# Exercise goal:
Below is a listing to write out in full, exactly as given, without its pictures.

>>>>>

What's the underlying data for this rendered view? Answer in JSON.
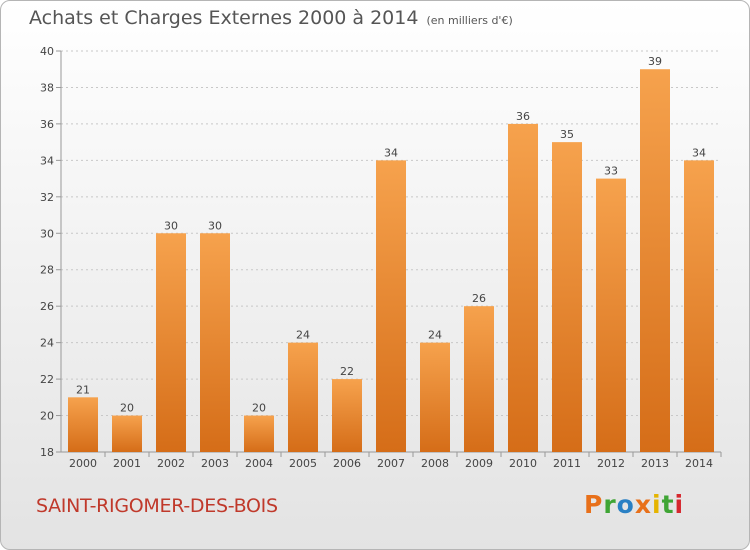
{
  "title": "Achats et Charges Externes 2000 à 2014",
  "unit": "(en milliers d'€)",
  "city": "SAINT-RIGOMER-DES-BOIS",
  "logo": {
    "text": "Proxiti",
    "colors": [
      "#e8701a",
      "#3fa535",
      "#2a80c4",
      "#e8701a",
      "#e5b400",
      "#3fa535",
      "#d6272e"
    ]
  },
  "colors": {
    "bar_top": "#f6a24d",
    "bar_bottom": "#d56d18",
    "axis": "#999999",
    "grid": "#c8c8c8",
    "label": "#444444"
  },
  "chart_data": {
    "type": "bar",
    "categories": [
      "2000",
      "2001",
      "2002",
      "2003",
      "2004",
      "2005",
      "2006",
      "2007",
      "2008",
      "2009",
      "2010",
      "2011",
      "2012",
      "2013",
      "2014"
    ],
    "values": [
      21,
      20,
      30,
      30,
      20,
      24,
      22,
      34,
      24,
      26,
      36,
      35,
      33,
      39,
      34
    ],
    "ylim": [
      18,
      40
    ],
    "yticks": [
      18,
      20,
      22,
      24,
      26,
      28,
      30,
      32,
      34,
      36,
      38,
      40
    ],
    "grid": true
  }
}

<<<<<

# Written response:
What's the underlying data for this rendered view? Answer in JSON.
{
  "title": "Achats et Charges Externes 2000 à 2014",
  "unit": "(en milliers d'€)",
  "city": "SAINT-RIGOMER-DES-BOIS",
  "logo": {
    "text": "Proxiti",
    "colors": [
      "#e8701a",
      "#3fa535",
      "#2a80c4",
      "#e8701a",
      "#e5b400",
      "#3fa535",
      "#d6272e"
    ]
  },
  "colors": {
    "bar_top": "#f6a24d",
    "bar_bottom": "#d56d18",
    "axis": "#999999",
    "grid": "#c8c8c8",
    "label": "#444444"
  },
  "chart_data": {
    "type": "bar",
    "categories": [
      "2000",
      "2001",
      "2002",
      "2003",
      "2004",
      "2005",
      "2006",
      "2007",
      "2008",
      "2009",
      "2010",
      "2011",
      "2012",
      "2013",
      "2014"
    ],
    "values": [
      21,
      20,
      30,
      30,
      20,
      24,
      22,
      34,
      24,
      26,
      36,
      35,
      33,
      39,
      34
    ],
    "ylim": [
      18,
      40
    ],
    "yticks": [
      18,
      20,
      22,
      24,
      26,
      28,
      30,
      32,
      34,
      36,
      38,
      40
    ],
    "grid": true
  }
}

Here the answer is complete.